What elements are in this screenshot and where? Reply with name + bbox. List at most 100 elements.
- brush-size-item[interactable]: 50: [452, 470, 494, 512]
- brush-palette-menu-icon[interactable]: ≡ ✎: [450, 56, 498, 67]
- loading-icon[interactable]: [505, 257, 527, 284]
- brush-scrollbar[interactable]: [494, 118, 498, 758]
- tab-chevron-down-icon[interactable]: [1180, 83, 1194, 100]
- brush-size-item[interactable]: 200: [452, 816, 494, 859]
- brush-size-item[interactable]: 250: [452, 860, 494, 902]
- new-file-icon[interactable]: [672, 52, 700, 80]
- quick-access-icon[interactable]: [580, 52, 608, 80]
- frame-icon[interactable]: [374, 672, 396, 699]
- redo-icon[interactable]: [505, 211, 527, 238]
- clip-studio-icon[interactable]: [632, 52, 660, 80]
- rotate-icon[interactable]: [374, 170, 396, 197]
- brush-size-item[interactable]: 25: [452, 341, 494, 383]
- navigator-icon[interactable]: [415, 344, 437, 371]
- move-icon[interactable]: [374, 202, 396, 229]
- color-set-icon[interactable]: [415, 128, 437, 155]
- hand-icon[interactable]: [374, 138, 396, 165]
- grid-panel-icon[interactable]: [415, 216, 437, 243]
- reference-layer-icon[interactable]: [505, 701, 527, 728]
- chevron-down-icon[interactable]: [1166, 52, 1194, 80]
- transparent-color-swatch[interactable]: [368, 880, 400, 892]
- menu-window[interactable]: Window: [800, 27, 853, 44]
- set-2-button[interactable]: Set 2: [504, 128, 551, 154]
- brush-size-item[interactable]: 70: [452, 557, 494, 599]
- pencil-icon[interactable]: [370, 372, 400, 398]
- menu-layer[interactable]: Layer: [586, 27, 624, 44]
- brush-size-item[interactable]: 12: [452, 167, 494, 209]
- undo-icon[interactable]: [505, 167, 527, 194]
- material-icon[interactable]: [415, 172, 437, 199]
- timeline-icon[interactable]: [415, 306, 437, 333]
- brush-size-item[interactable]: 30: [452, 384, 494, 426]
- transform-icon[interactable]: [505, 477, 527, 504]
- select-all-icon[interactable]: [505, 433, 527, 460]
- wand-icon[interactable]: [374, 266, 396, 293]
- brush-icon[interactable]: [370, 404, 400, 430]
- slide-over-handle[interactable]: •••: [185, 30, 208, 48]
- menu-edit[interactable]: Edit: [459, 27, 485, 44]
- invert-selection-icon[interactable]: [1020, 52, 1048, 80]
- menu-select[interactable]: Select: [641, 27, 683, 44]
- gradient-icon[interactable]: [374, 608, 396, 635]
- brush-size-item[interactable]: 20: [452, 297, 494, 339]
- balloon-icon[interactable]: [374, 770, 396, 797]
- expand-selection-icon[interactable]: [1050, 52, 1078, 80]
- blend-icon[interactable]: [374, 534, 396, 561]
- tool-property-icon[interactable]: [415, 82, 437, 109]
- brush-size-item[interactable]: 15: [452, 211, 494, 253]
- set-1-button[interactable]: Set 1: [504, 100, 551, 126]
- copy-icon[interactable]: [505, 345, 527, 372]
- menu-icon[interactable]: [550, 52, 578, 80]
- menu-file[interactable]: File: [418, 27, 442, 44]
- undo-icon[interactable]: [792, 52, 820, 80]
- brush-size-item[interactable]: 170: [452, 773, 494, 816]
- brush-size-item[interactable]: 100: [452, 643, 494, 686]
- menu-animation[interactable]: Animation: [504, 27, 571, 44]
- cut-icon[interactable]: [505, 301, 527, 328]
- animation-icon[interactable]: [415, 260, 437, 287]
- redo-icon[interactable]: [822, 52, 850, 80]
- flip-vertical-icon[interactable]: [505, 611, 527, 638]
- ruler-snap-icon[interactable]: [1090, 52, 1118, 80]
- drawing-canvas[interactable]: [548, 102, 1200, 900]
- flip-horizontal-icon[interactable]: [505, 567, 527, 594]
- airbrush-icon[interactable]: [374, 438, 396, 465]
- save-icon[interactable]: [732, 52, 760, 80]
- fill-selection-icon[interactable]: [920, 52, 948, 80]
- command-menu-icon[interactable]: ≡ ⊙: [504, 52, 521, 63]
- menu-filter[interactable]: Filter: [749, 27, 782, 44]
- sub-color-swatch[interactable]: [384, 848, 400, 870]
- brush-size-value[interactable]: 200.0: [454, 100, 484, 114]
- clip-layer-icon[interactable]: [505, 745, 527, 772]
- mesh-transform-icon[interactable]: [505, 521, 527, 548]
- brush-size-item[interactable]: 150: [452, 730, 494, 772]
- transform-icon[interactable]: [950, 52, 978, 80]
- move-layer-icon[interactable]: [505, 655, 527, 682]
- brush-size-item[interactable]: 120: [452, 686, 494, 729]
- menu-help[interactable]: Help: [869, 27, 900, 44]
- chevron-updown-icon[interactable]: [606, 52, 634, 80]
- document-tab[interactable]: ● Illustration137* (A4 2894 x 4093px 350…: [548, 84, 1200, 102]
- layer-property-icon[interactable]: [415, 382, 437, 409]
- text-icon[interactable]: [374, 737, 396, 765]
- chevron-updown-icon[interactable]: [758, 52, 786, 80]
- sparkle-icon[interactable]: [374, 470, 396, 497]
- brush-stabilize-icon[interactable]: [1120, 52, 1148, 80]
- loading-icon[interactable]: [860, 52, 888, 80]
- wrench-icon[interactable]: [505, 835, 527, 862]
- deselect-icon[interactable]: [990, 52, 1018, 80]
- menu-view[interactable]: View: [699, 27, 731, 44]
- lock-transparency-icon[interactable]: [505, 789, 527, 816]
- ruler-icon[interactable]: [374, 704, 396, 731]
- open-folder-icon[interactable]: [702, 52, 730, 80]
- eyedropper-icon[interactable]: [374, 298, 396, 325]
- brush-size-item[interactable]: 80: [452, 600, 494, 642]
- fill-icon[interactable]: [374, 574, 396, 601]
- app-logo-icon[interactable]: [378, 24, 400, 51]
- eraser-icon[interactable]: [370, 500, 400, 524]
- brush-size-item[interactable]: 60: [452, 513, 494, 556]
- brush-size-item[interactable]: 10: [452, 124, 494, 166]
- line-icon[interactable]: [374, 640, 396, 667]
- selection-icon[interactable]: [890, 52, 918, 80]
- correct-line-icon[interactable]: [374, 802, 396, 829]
────────
The exercise:
Please convert every line of the records above into a Markdown table with two columns, Row and Line. Number the rows in order and skip any blank lines.

Solved exercise:
| Row | Line |
|---|---|
| 1 | What elements are in this screenshot and where? Reply with name + bbox. List at most 100 elements. |
| 2 | - brush-size-item[interactable]: 50: [452, 470, 494, 512] |
| 3 | - brush-palette-menu-icon[interactable]: ≡ ✎: [450, 56, 498, 67] |
| 4 | - loading-icon[interactable]: [505, 257, 527, 284] |
| 5 | - brush-scrollbar[interactable]: [494, 118, 498, 758] |
| 6 | - tab-chevron-down-icon[interactable]: [1180, 83, 1194, 100] |
| 7 | - brush-size-item[interactable]: 200: [452, 816, 494, 859] |
| 8 | - brush-size-item[interactable]: 250: [452, 860, 494, 902] |
| 9 | - new-file-icon[interactable]: [672, 52, 700, 80] |
| 10 | - quick-access-icon[interactable]: [580, 52, 608, 80] |
| 11 | - frame-icon[interactable]: [374, 672, 396, 699] |
| 12 | - redo-icon[interactable]: [505, 211, 527, 238] |
| 13 | - clip-studio-icon[interactable]: [632, 52, 660, 80] |
| 14 | - rotate-icon[interactable]: [374, 170, 396, 197] |
| 15 | - brush-size-item[interactable]: 25: [452, 341, 494, 383] |
| 16 | - navigator-icon[interactable]: [415, 344, 437, 371] |
| 17 | - move-icon[interactable]: [374, 202, 396, 229] |
| 18 | - color-set-icon[interactable]: [415, 128, 437, 155] |
| 19 | - hand-icon[interactable]: [374, 138, 396, 165] |
| 20 | - grid-panel-icon[interactable]: [415, 216, 437, 243] |
| 21 | - reference-layer-icon[interactable]: [505, 701, 527, 728] |
| 22 | - chevron-down-icon[interactable]: [1166, 52, 1194, 80] |
| 23 | - transparent-color-swatch[interactable]: [368, 880, 400, 892] |
| 24 | - menu-window[interactable]: Window: [800, 27, 853, 44] |
| 25 | - set-2-button[interactable]: Set 2: [504, 128, 551, 154] |
| 26 | - brush-size-item[interactable]: 70: [452, 557, 494, 599] |
| 27 | - pencil-icon[interactable]: [370, 372, 400, 398] |
| 28 | - menu-layer[interactable]: Layer: [586, 27, 624, 44] |
| 29 | - brush-size-item[interactable]: 12: [452, 167, 494, 209] |
| 30 | - undo-icon[interactable]: [505, 167, 527, 194] |
| 31 | - material-icon[interactable]: [415, 172, 437, 199] |
| 32 | - timeline-icon[interactable]: [415, 306, 437, 333] |
| 33 | - brush-size-item[interactable]: 30: [452, 384, 494, 426] |
| 34 | - transform-icon[interactable]: [505, 477, 527, 504] |
| 35 | - select-all-icon[interactable]: [505, 433, 527, 460] |
| 36 | - wand-icon[interactable]: [374, 266, 396, 293] |
| 37 | - brush-icon[interactable]: [370, 404, 400, 430] |
| 38 | - slide-over-handle[interactable]: •••: [185, 30, 208, 48] |
| 39 | - menu-edit[interactable]: Edit: [459, 27, 485, 44] |
| 40 | - invert-selection-icon[interactable]: [1020, 52, 1048, 80] |
| 41 | - menu-select[interactable]: Select: [641, 27, 683, 44] |
| 42 | - gradient-icon[interactable]: [374, 608, 396, 635] |
| 43 | - brush-size-item[interactable]: 20: [452, 297, 494, 339] |
| 44 | - balloon-icon[interactable]: [374, 770, 396, 797] |
| 45 | - expand-selection-icon[interactable]: [1050, 52, 1078, 80] |
| 46 | - blend-icon[interactable]: [374, 534, 396, 561] |
| 47 | - tool-property-icon[interactable]: [415, 82, 437, 109] |
| 48 | - brush-size-item[interactable]: 15: [452, 211, 494, 253] |
| 49 | - set-1-button[interactable]: Set 1: [504, 100, 551, 126] |
| 50 | - copy-icon[interactable]: [505, 345, 527, 372] |
| 51 | - menu-icon[interactable]: [550, 52, 578, 80] |
| 52 | - menu-file[interactable]: File: [418, 27, 442, 44] |
| 53 | - undo-icon[interactable]: [792, 52, 820, 80] |
| 54 | - brush-size-item[interactable]: 170: [452, 773, 494, 816] |
| 55 | - brush-size-item[interactable]: 100: [452, 643, 494, 686] |
| 56 | - menu-animation[interactable]: Animation: [504, 27, 571, 44] |
| 57 | - cut-icon[interactable]: [505, 301, 527, 328] |
| 58 | - animation-icon[interactable]: [415, 260, 437, 287] |
| 59 | - redo-icon[interactable]: [822, 52, 850, 80] |
| 60 | - flip-vertical-icon[interactable]: [505, 611, 527, 638] |
| 61 | - ruler-snap-icon[interactable]: [1090, 52, 1118, 80] |
| 62 | - drawing-canvas[interactable]: [548, 102, 1200, 900] |
| 63 | - flip-horizontal-icon[interactable]: [505, 567, 527, 594] |
| 64 | - airbrush-icon[interactable]: [374, 438, 396, 465] |
| 65 | - save-icon[interactable]: [732, 52, 760, 80] |
| 66 | - fill-selection-icon[interactable]: [920, 52, 948, 80] |
| 67 | - command-menu-icon[interactable]: ≡ ⊙: [504, 52, 521, 63] |
| 68 | - menu-filter[interactable]: Filter: [749, 27, 782, 44] |
| 69 | - sub-color-swatch[interactable]: [384, 848, 400, 870] |
| 70 | - brush-size-value[interactable]: 200.0: [454, 100, 484, 114] |
| 71 | - clip-layer-icon[interactable]: [505, 745, 527, 772] |
| 72 | - mesh-transform-icon[interactable]: [505, 521, 527, 548] |
| 73 | - brush-size-item[interactable]: 150: [452, 730, 494, 772] |
| 74 | - transform-icon[interactable]: [950, 52, 978, 80] |
| 75 | - move-layer-icon[interactable]: [505, 655, 527, 682] |
| 76 | - brush-size-item[interactable]: 120: [452, 686, 494, 729] |
| 77 | - menu-help[interactable]: Help: [869, 27, 900, 44] |
| 78 | - chevron-updown-icon[interactable]: [606, 52, 634, 80] |
| 79 | - document-tab[interactable]: ● Illustration137* (A4 2894 x 4093px 350…: [548, 84, 1200, 102] |
| 80 | - layer-property-icon[interactable]: [415, 382, 437, 409] |
| 81 | - text-icon[interactable]: [374, 737, 396, 765] |
| 82 | - chevron-updown-icon[interactable]: [758, 52, 786, 80] |
| 83 | - sparkle-icon[interactable]: [374, 470, 396, 497] |
| 84 | - brush-stabilize-icon[interactable]: [1120, 52, 1148, 80] |
| 85 | - loading-icon[interactable]: [860, 52, 888, 80] |
| 86 | - wrench-icon[interactable]: [505, 835, 527, 862] |
| 87 | - deselect-icon[interactable]: [990, 52, 1018, 80] |
| 88 | - menu-view[interactable]: View: [699, 27, 731, 44] |
| 89 | - lock-transparency-icon[interactable]: [505, 789, 527, 816] |
| 90 | - ruler-icon[interactable]: [374, 704, 396, 731] |
| 91 | - open-folder-icon[interactable]: [702, 52, 730, 80] |
| 92 | - eyedropper-icon[interactable]: [374, 298, 396, 325] |
| 93 | - brush-size-item[interactable]: 80: [452, 600, 494, 642] |
| 94 | - fill-icon[interactable]: [374, 574, 396, 601] |
| 95 | - app-logo-icon[interactable]: [378, 24, 400, 51] |
| 96 | - eraser-icon[interactable]: [370, 500, 400, 524] |
| 97 | - brush-size-item[interactable]: 60: [452, 513, 494, 556] |
| 98 | - brush-size-item[interactable]: 10: [452, 124, 494, 166] |
| 99 | - line-icon[interactable]: [374, 640, 396, 667] |
| 100 | - selection-icon[interactable]: [890, 52, 918, 80] |
| 101 | - correct-line-icon[interactable]: [374, 802, 396, 829] |